Only the pictures are omitted; repeat all other data exactly.

----------

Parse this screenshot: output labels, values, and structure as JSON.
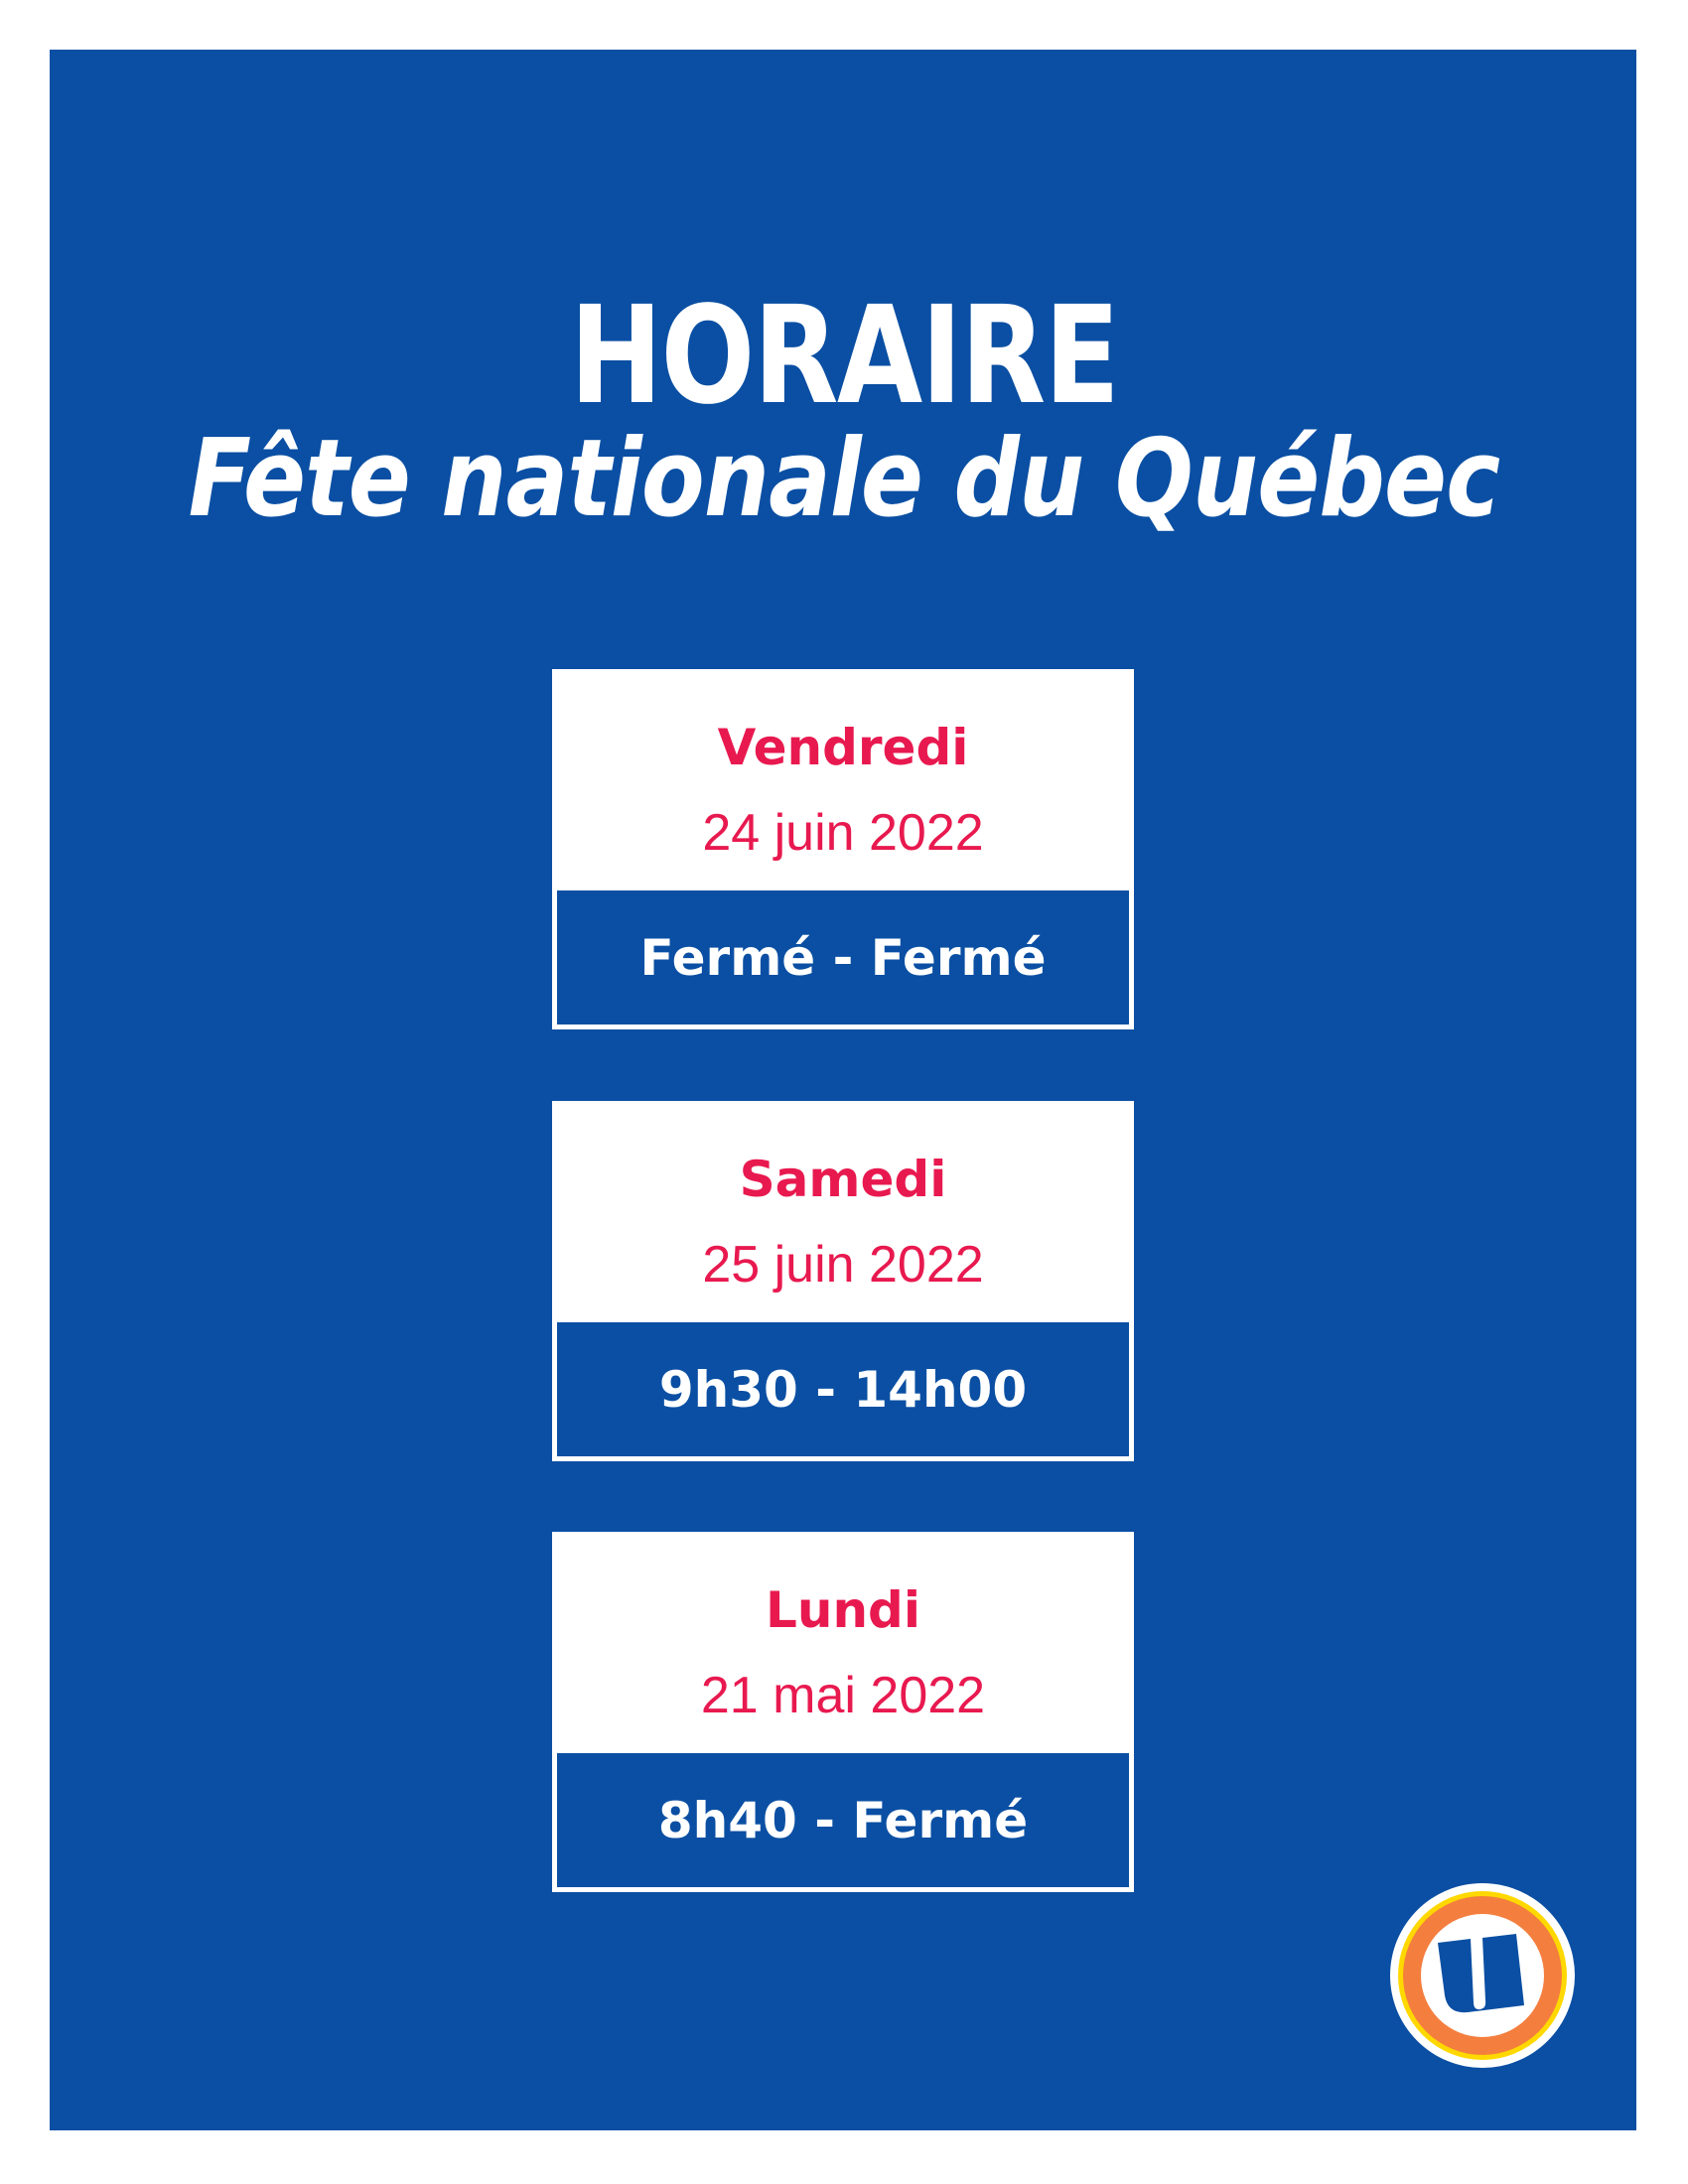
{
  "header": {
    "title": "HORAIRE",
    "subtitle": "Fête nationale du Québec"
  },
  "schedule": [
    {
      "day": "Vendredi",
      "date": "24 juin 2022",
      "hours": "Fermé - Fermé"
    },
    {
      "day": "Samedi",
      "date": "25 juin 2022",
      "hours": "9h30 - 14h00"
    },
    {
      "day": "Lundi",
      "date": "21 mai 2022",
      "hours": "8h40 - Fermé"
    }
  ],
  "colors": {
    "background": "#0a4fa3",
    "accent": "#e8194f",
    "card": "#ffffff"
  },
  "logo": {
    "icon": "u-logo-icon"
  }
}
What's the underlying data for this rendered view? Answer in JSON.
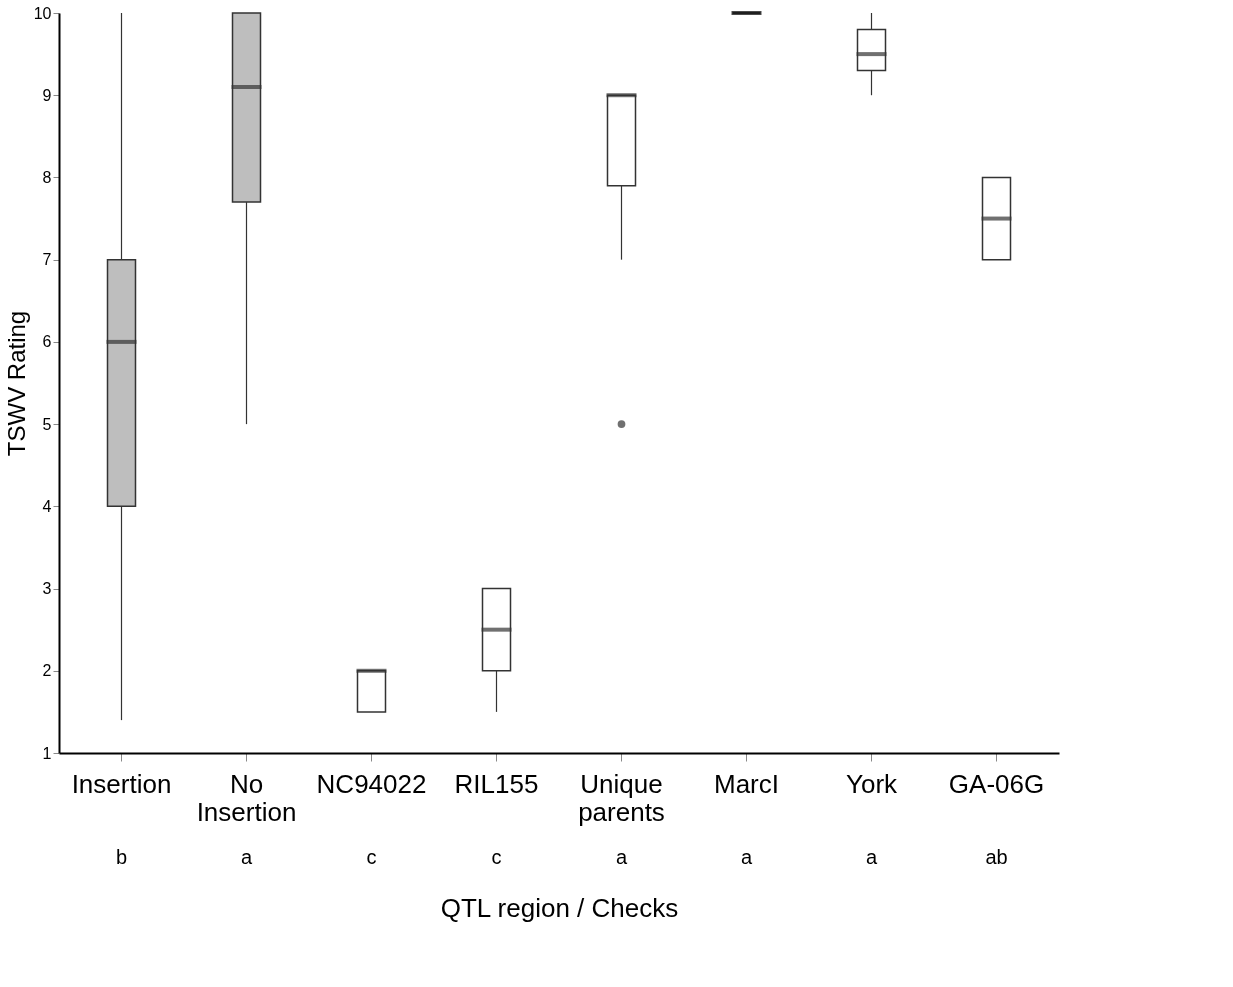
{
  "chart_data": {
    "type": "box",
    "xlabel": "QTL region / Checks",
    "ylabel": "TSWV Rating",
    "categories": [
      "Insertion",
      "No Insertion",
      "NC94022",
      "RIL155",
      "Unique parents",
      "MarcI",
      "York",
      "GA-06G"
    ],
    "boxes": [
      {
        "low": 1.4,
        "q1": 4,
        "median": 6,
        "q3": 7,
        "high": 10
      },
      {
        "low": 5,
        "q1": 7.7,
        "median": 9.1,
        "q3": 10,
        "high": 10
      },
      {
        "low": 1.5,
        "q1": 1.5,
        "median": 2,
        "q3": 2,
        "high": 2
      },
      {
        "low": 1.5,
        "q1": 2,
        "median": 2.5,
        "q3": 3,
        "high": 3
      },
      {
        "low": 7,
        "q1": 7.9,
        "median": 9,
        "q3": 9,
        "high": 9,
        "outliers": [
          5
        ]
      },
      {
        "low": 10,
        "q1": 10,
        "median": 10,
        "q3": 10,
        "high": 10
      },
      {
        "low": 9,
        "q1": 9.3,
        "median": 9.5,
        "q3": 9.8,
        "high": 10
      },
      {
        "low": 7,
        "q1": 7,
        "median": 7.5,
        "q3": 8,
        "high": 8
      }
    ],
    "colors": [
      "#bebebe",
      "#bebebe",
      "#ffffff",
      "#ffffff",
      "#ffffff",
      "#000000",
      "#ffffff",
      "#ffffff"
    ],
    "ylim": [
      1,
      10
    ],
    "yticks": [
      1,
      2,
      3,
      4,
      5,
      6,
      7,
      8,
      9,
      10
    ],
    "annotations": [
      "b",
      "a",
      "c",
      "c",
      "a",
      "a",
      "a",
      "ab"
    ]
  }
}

----------

== The answer ==
Parse this screenshot: output labels, values, and structure as JSON.
{
  "header": {
    "title": "HORAIRE",
    "subtitle": "Fête nationale du Québec"
  },
  "schedule": [
    {
      "day": "Vendredi",
      "date": "24 juin 2022",
      "hours": "Fermé - Fermé"
    },
    {
      "day": "Samedi",
      "date": "25 juin 2022",
      "hours": "9h30 - 14h00"
    },
    {
      "day": "Lundi",
      "date": "21 mai 2022",
      "hours": "8h40 - Fermé"
    }
  ],
  "colors": {
    "background": "#0a4fa3",
    "accent": "#e8194f",
    "card": "#ffffff"
  },
  "logo": {
    "icon": "u-logo-icon"
  }
}
What's the underlying data for this rendered view? Answer in JSON.
{
  "chart_data": {
    "type": "box",
    "xlabel": "QTL region / Checks",
    "ylabel": "TSWV Rating",
    "categories": [
      "Insertion",
      "No Insertion",
      "NC94022",
      "RIL155",
      "Unique parents",
      "MarcI",
      "York",
      "GA-06G"
    ],
    "boxes": [
      {
        "low": 1.4,
        "q1": 4,
        "median": 6,
        "q3": 7,
        "high": 10
      },
      {
        "low": 5,
        "q1": 7.7,
        "median": 9.1,
        "q3": 10,
        "high": 10
      },
      {
        "low": 1.5,
        "q1": 1.5,
        "median": 2,
        "q3": 2,
        "high": 2
      },
      {
        "low": 1.5,
        "q1": 2,
        "median": 2.5,
        "q3": 3,
        "high": 3
      },
      {
        "low": 7,
        "q1": 7.9,
        "median": 9,
        "q3": 9,
        "high": 9,
        "outliers": [
          5
        ]
      },
      {
        "low": 10,
        "q1": 10,
        "median": 10,
        "q3": 10,
        "high": 10
      },
      {
        "low": 9,
        "q1": 9.3,
        "median": 9.5,
        "q3": 9.8,
        "high": 10
      },
      {
        "low": 7,
        "q1": 7,
        "median": 7.5,
        "q3": 8,
        "high": 8
      }
    ],
    "colors": [
      "#bebebe",
      "#bebebe",
      "#ffffff",
      "#ffffff",
      "#ffffff",
      "#000000",
      "#ffffff",
      "#ffffff"
    ],
    "ylim": [
      1,
      10
    ],
    "yticks": [
      1,
      2,
      3,
      4,
      5,
      6,
      7,
      8,
      9,
      10
    ],
    "annotations": [
      "b",
      "a",
      "c",
      "c",
      "a",
      "a",
      "a",
      "ab"
    ]
  }
}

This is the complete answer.